--- Directions for this task ---
Output all of the records exactly as written.

(Recorded data)
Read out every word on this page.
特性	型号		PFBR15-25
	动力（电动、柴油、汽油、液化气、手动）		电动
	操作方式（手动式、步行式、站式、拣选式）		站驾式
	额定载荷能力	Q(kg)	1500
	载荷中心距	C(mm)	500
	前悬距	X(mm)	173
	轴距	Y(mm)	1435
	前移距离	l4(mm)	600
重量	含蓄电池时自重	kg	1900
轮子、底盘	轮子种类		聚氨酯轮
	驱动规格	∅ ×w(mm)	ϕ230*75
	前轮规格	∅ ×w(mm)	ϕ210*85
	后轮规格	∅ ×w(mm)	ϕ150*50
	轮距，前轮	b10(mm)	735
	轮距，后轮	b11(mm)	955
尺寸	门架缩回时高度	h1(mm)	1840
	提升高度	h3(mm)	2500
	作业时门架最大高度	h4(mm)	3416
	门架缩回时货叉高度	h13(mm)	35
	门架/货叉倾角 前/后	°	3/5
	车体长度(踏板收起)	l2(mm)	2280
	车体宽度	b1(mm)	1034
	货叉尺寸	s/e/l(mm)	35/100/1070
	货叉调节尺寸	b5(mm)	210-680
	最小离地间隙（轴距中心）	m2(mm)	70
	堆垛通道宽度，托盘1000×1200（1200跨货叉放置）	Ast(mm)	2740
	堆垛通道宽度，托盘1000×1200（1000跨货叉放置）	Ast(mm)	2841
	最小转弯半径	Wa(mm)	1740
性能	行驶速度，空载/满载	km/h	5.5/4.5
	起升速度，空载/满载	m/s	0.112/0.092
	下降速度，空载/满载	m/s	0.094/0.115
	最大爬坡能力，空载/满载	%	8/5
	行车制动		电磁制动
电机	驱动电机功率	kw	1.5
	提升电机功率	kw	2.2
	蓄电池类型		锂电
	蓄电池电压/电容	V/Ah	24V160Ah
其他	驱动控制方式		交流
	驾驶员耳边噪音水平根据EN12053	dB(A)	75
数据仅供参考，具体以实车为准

--- Result of the exercise ---
Read out every word on this page.
特性	型号		PFBR15-25
	动力（电动、柴油、汽油、液化气、手动）		电动
	操作方式（手动式、步行式、站式、拣选式）		站驾式
	额定载荷能力	Q(kg)	1500
	载荷中心距	C(mm)	500
	前悬距	X(mm)	173
	轴距	Y(mm)	1435
	前移距离	l4(mm)	600
重量	含蓄电池时自重	kg	1900
轮子、底盘	轮子种类		聚氨酯轮
	驱动规格	∅ ×w(mm)	ϕ230*75
	前轮规格	∅ ×w(mm)	ϕ210*85
	后轮规格	∅ ×w(mm)	ϕ150*50
	轮距，前轮	b10(mm)	735
	轮距，后轮	b11(mm)	955
尺寸	门架缩回时高度	h1(mm)	1840
	提升高度	h3(mm)	2500
	作业时门架最大高度	h4(mm)	3416
	门架缩回时货叉高度	h13(mm)	35
	门架/货叉倾角 前/后	°	3/5
	车体长度(踏板收起)	l2(mm)	2280
	车体宽度	b1(mm)	1034
	货叉尺寸	s/e/l(mm)	35/100/1070
	货叉调节尺寸	b5(mm)	210-680
	最小离地间隙（轴距中心）	m2(mm)	70
	堆垛通道宽度，托盘1000×1200（1200跨货叉放置）	Ast(mm)	2740
	堆垛通道宽度，托盘1000×1200（1000跨货叉放置）	Ast(mm)	2841
	最小转弯半径	Wa(mm)	1740
性能	行驶速度，空载/满载	km/h	5.5/4.5
	起升速度，空载/满载	m/s	0.112/0.092
	下降速度，空载/满载	m/s	0.094/0.115
	最大爬坡能力，空载/满载	%	8/5
	行车制动		电磁制动
电机	驱动电机功率	kw	1.5
	提升电机功率	kw	2.2
	蓄电池类型		锂电
	蓄电池电压/电容	V/Ah	24V160Ah
其他	驱动控制方式		交流
	驾驶员耳边噪音水平根据EN12053	dB(A)	75
数据仅供参考，具体以实车为准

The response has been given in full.